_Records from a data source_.
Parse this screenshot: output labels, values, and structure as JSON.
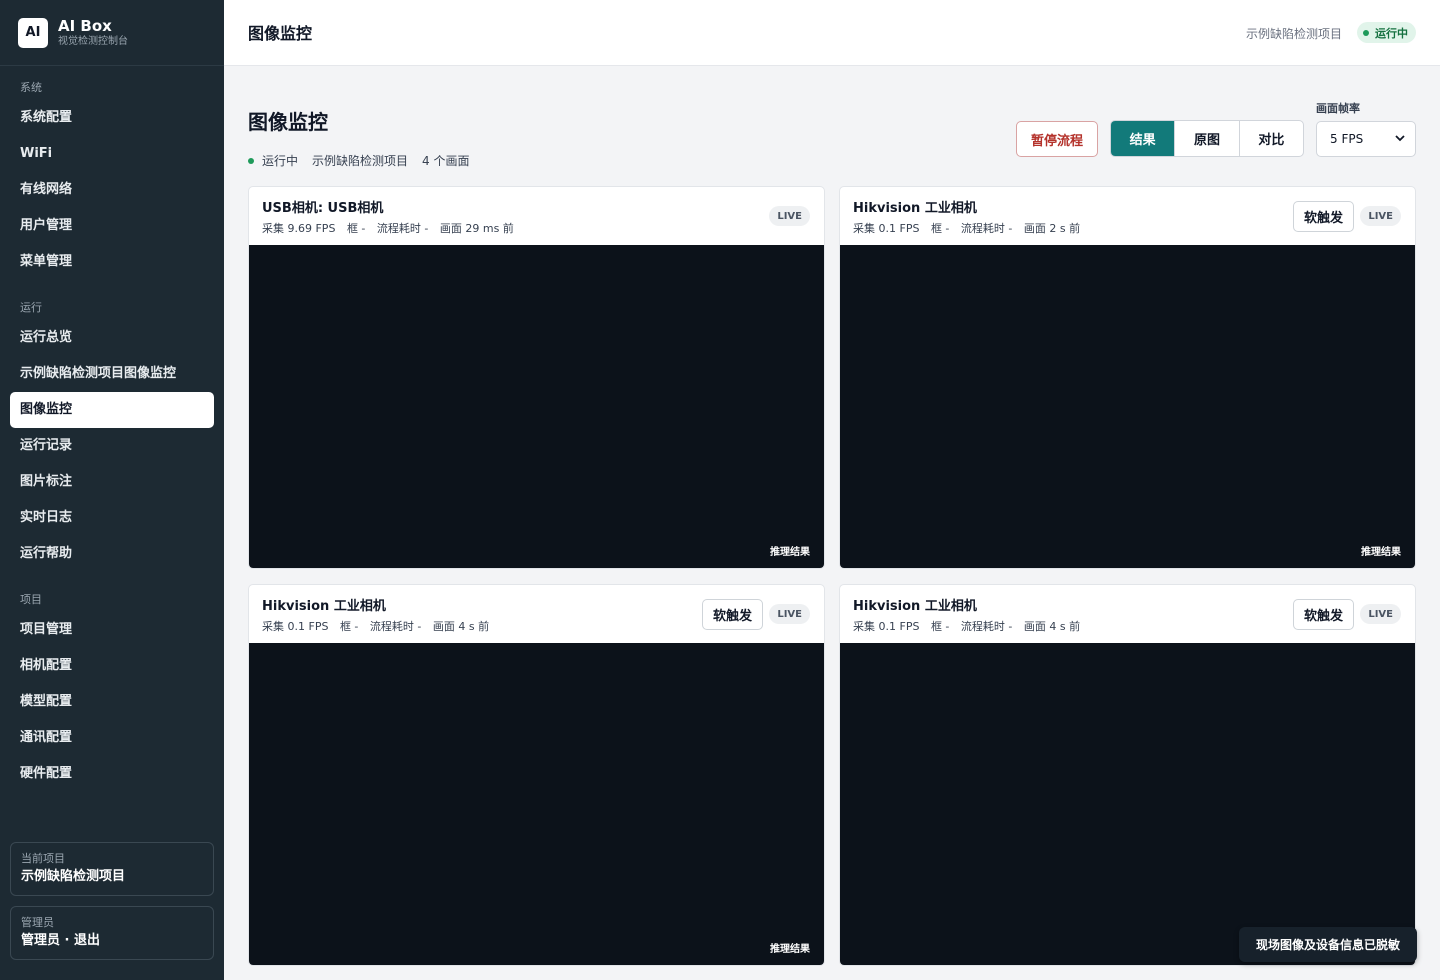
{
  "brand": {
    "logo": "AI",
    "title": "AI Box",
    "subtitle": "视觉检测控制台"
  },
  "sidebar": {
    "sections": [
      {
        "label": "系统",
        "items": [
          "系统配置",
          "WiFi",
          "有线网络",
          "用户管理",
          "菜单管理"
        ]
      },
      {
        "label": "运行",
        "items": [
          "运行总览",
          "示例缺陷检测项目图像监控",
          "图像监控",
          "运行记录",
          "图片标注",
          "实时日志",
          "运行帮助"
        ]
      },
      {
        "label": "项目",
        "items": [
          "项目管理",
          "相机配置",
          "模型配置",
          "通讯配置",
          "硬件配置"
        ]
      }
    ],
    "active_item": "图像监控",
    "current_project": {
      "label": "当前项目",
      "value": "示例缺陷检测项目"
    },
    "user": {
      "label": "管理员",
      "value": "管理员 · 退出"
    }
  },
  "topbar": {
    "title": "图像监控",
    "project": "示例缺陷检测项目",
    "status": "运行中",
    "status_color": "#1e9a5a"
  },
  "page": {
    "title": "图像监控",
    "meta": {
      "status": "运行中",
      "project": "示例缺陷检测项目",
      "count": "4 个画面"
    },
    "pause_button": "暂停流程",
    "view_modes": [
      "结果",
      "原图",
      "对比"
    ],
    "active_view_mode": "结果",
    "fps_label": "画面帧率",
    "fps_value": "5 FPS",
    "accent": "#127a7a"
  },
  "cameras": [
    {
      "title": "USB相机: USB相机",
      "fps": "采集 9.69 FPS",
      "boxes": "框 -",
      "latency": "流程耗时 -",
      "frame_age": "画面 29 ms 前",
      "live": "LIVE",
      "trigger": "",
      "overlay": "推理结果"
    },
    {
      "title": "Hikvision 工业相机",
      "fps": "采集 0.1 FPS",
      "boxes": "框 -",
      "latency": "流程耗时 -",
      "frame_age": "画面 2 s 前",
      "live": "LIVE",
      "trigger": "软触发",
      "overlay": "推理结果"
    },
    {
      "title": "Hikvision 工业相机",
      "fps": "采集 0.1 FPS",
      "boxes": "框 -",
      "latency": "流程耗时 -",
      "frame_age": "画面 4 s 前",
      "live": "LIVE",
      "trigger": "软触发",
      "overlay": "推理结果"
    },
    {
      "title": "Hikvision 工业相机",
      "fps": "采集 0.1 FPS",
      "boxes": "框 -",
      "latency": "流程耗时 -",
      "frame_age": "画面 4 s 前",
      "live": "LIVE",
      "trigger": "软触发",
      "overlay": ""
    }
  ],
  "toast": "现场图像及设备信息已脱敏"
}
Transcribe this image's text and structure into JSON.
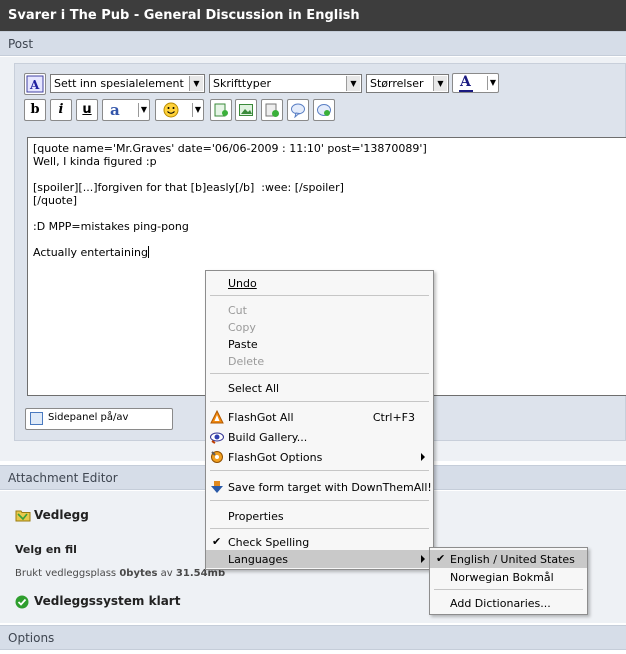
{
  "title": "Svarer i The Pub - General Discussion in English",
  "sections": {
    "post": "Post",
    "attachment_editor": "Attachment Editor",
    "options": "Options"
  },
  "toolbar": {
    "special_element": "Sett inn spesialelement",
    "font": "Skrifttyper",
    "size": "Størrelser",
    "font_color_glyph": "A",
    "bold": "b",
    "italic": "i",
    "underline": "u",
    "font_style_glyph": "a"
  },
  "editor": {
    "lines": [
      "[quote name='Mr.Graves' date='06/06-2009 : 11:10' post='13870089']",
      "Well, I kinda figured :p",
      "",
      "[spoiler][...]forgiven for that [b]easly[/b]  :wee: [/spoiler]",
      "[/quote]",
      "",
      ":D MPP=mistakes ping-pong",
      "",
      "Actually entertaining"
    ]
  },
  "sidepanel_toggle": "Sidepanel på/av",
  "attachments": {
    "heading": "Vedlegg",
    "choose_file": "Velg en fil",
    "usage_prefix": "Brukt vedleggsplass",
    "usage_used": "0bytes",
    "usage_of": "av",
    "usage_total": "31.54mb",
    "status": "Vedleggssystem klart"
  },
  "context_menu": {
    "undo": "Undo",
    "cut": "Cut",
    "copy": "Copy",
    "paste": "Paste",
    "delete": "Delete",
    "select_all": "Select All",
    "flashgot_all": "FlashGot All",
    "flashgot_all_shortcut": "Ctrl+F3",
    "build_gallery": "Build Gallery...",
    "flashgot_options": "FlashGot Options",
    "save_form_target": "Save form target with DownThemAll!",
    "properties": "Properties",
    "check_spelling": "Check Spelling",
    "languages": "Languages"
  },
  "languages_submenu": {
    "english_us": "English / United States",
    "norwegian": "Norwegian Bokmål",
    "add_dictionaries": "Add Dictionaries..."
  },
  "colors": {
    "titlebar": "#3d3d3d",
    "section_header": "#d6dde8",
    "section_body": "#eef1f5",
    "menu_highlight": "#c9c9c9",
    "status_green": "#2e9e2e"
  }
}
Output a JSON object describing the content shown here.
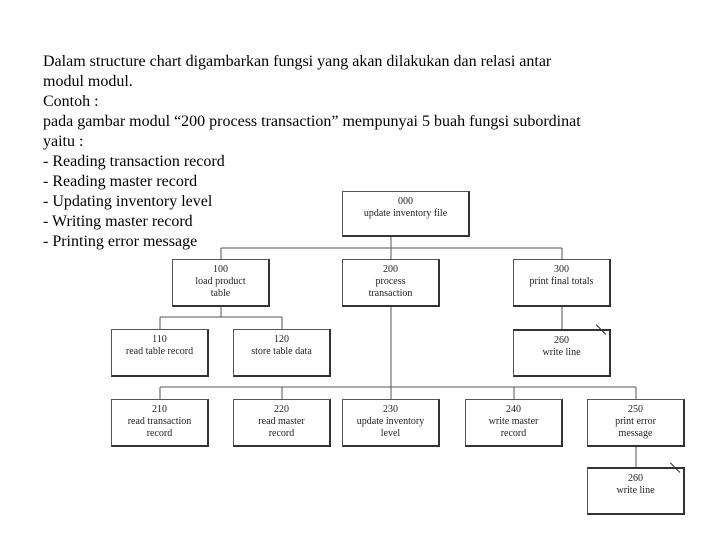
{
  "intro": {
    "paragraph1": "Dalam structure chart digambarkan fungsi yang akan dilakukan dan relasi antar",
    "paragraph1b": "modul modul.",
    "paragraph2": "Contoh :",
    "paragraph3": "pada gambar modul “200 process transaction” mempunyai 5 buah fungsi subordinat",
    "paragraph3b": "yaitu :",
    "functions": [
      "Reading transaction record",
      "Reading master record",
      "Updating inventory level",
      "Writing master record",
      "Printing error message"
    ]
  },
  "diagram": {
    "modules": {
      "m000": {
        "num": "000",
        "label": "update inventory file"
      },
      "m100": {
        "num": "100",
        "label": "load product table"
      },
      "m200": {
        "num": "200",
        "label": "process transaction"
      },
      "m300": {
        "num": "300",
        "label": "print final totals"
      },
      "m110": {
        "num": "110",
        "label": "read table record"
      },
      "m120": {
        "num": "120",
        "label": "store table data"
      },
      "m260a": {
        "num": "260",
        "label": "write line"
      },
      "m210": {
        "num": "210",
        "label": "read transaction record"
      },
      "m220": {
        "num": "220",
        "label": "read master record"
      },
      "m230": {
        "num": "230",
        "label": "update inventory level"
      },
      "m240": {
        "num": "240",
        "label": "write master record"
      },
      "m250": {
        "num": "250",
        "label": "print error message"
      },
      "m260b": {
        "num": "260",
        "label": "write line"
      }
    }
  }
}
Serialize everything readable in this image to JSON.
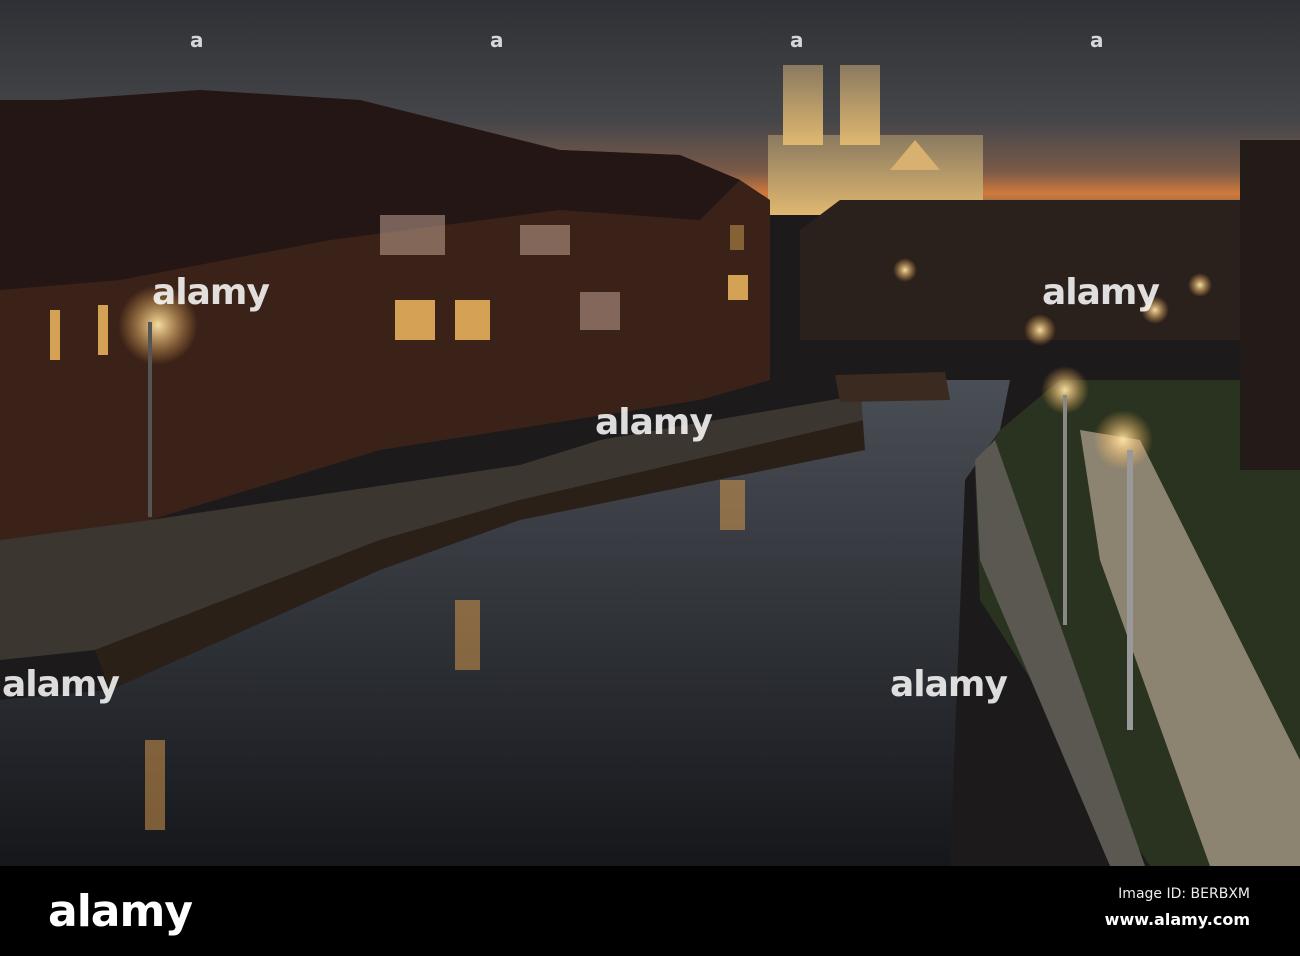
{
  "watermark": {
    "word": "alamy",
    "mark": "a"
  },
  "footer": {
    "logo": "alamy",
    "image_id": "Image ID: BERBXM",
    "site": "www.alamy.com"
  },
  "colors": {
    "sky": "#3a3b3f",
    "sunset": "#c8733a",
    "brick": "#3a2218",
    "lamp": "#ffcf7a",
    "water": "#2a2d33"
  }
}
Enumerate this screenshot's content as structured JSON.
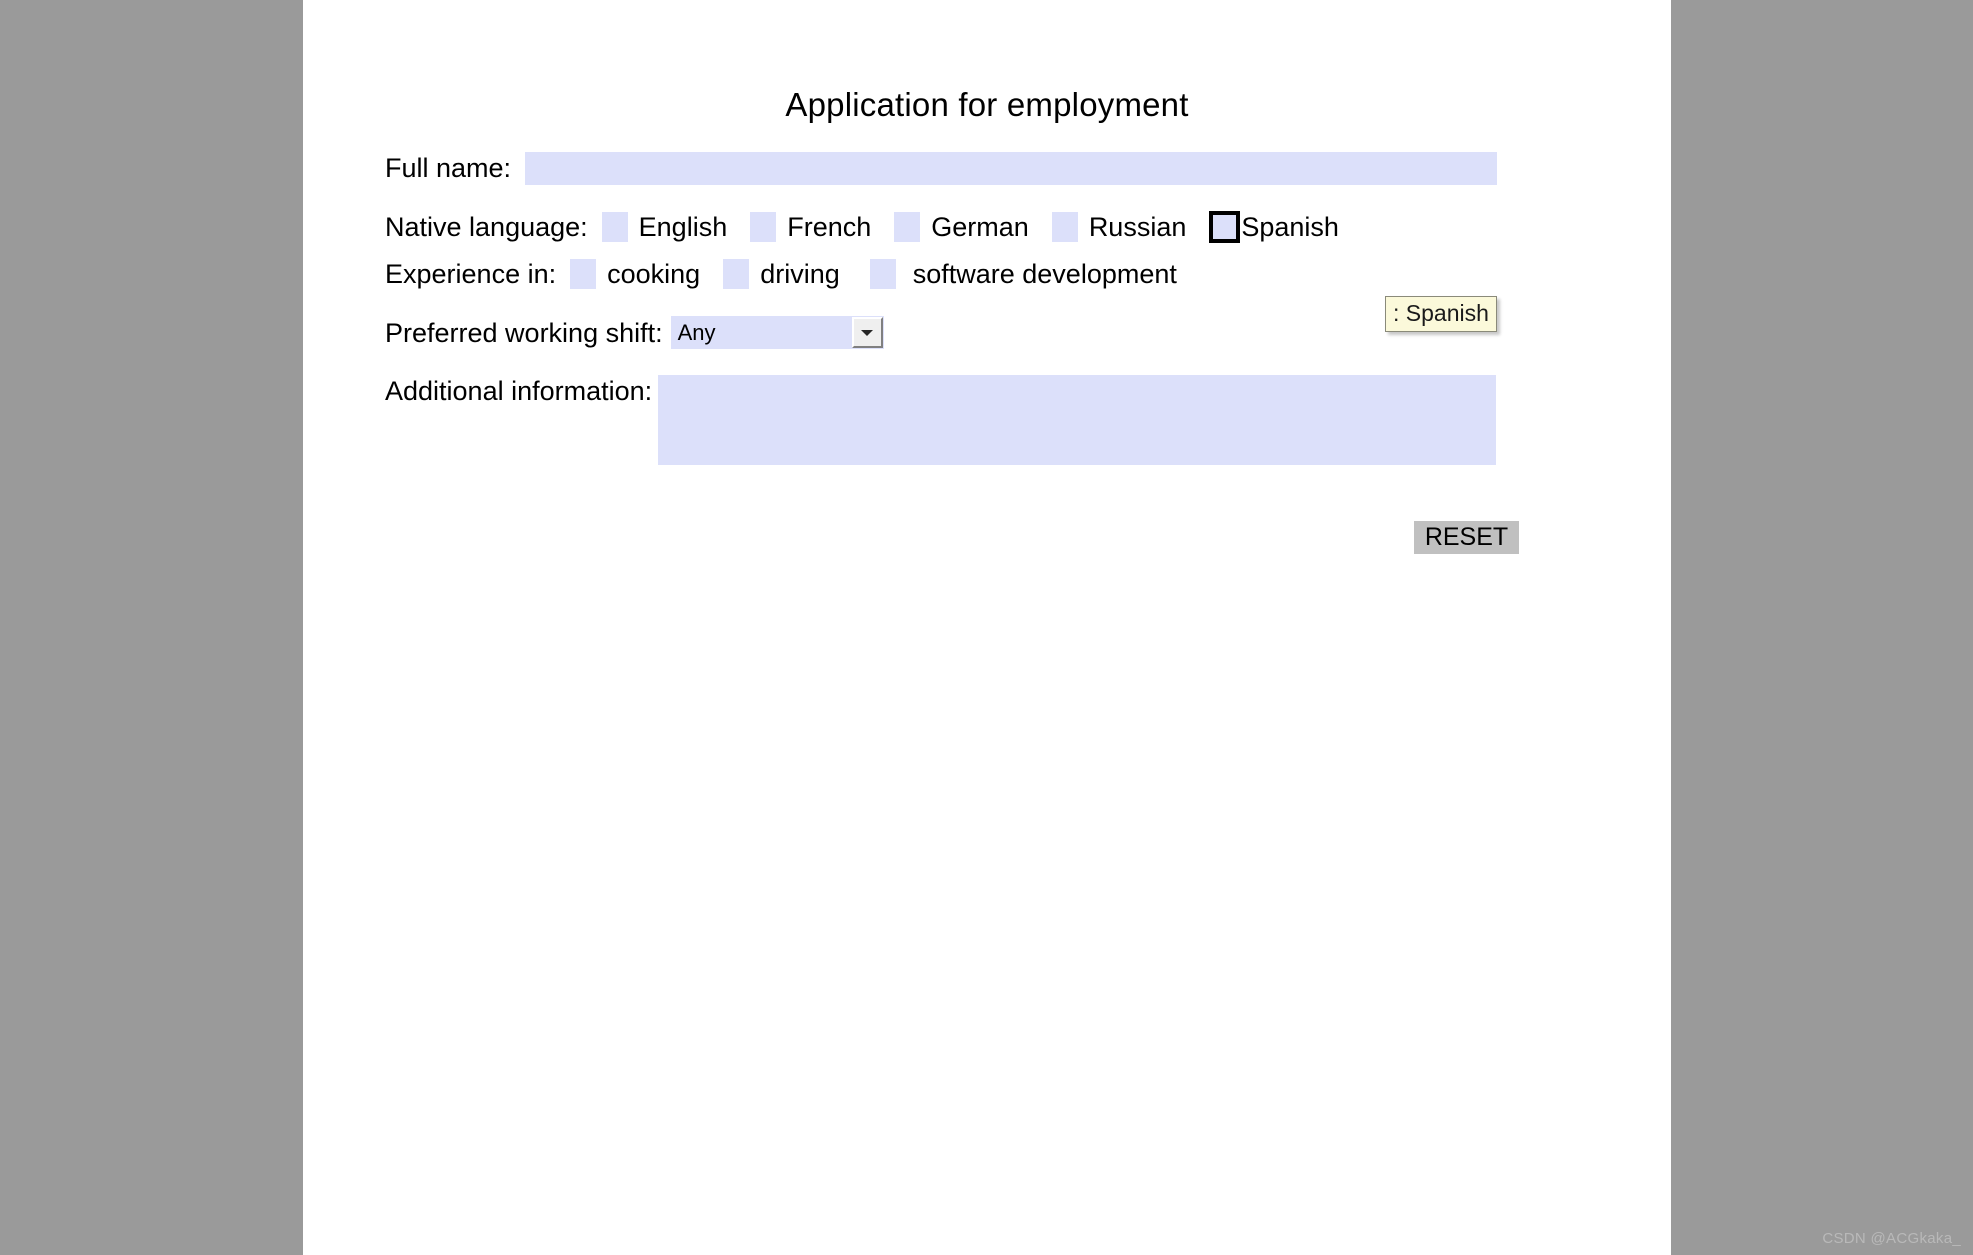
{
  "page": {
    "title": "Application for employment",
    "background_color": "#9a9a9a",
    "sheet_color": "#ffffff",
    "field_color": "#dce0fa"
  },
  "form": {
    "fullname": {
      "label": "Full name:",
      "value": "",
      "placeholder": ""
    },
    "native_language": {
      "label": "Native language:",
      "options": [
        {
          "label": "English",
          "checked": false,
          "focused": false
        },
        {
          "label": "French",
          "checked": false,
          "focused": false
        },
        {
          "label": "German",
          "checked": false,
          "focused": false
        },
        {
          "label": "Russian",
          "checked": false,
          "focused": false
        },
        {
          "label": "Spanish",
          "checked": false,
          "focused": true
        }
      ]
    },
    "experience": {
      "label": "Experience in:",
      "options": [
        {
          "label": "cooking",
          "checked": false
        },
        {
          "label": "driving",
          "checked": false
        },
        {
          "label": "software development",
          "checked": false
        }
      ]
    },
    "shift": {
      "label": "Preferred working shift:",
      "selected": "Any",
      "options": [
        "Any"
      ]
    },
    "additional": {
      "label": "Additional information:",
      "value": "",
      "placeholder": ""
    },
    "reset": {
      "label": "RESET"
    }
  },
  "tooltip": {
    "text": ": Spanish",
    "background_color": "#fbf9da"
  },
  "watermark": {
    "text": "CSDN @ACGkaka_"
  }
}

_Task statement_. Show all lines above holding "shift".

_Finished task_.
    "shift": {
      "label": "Preferred working shift:",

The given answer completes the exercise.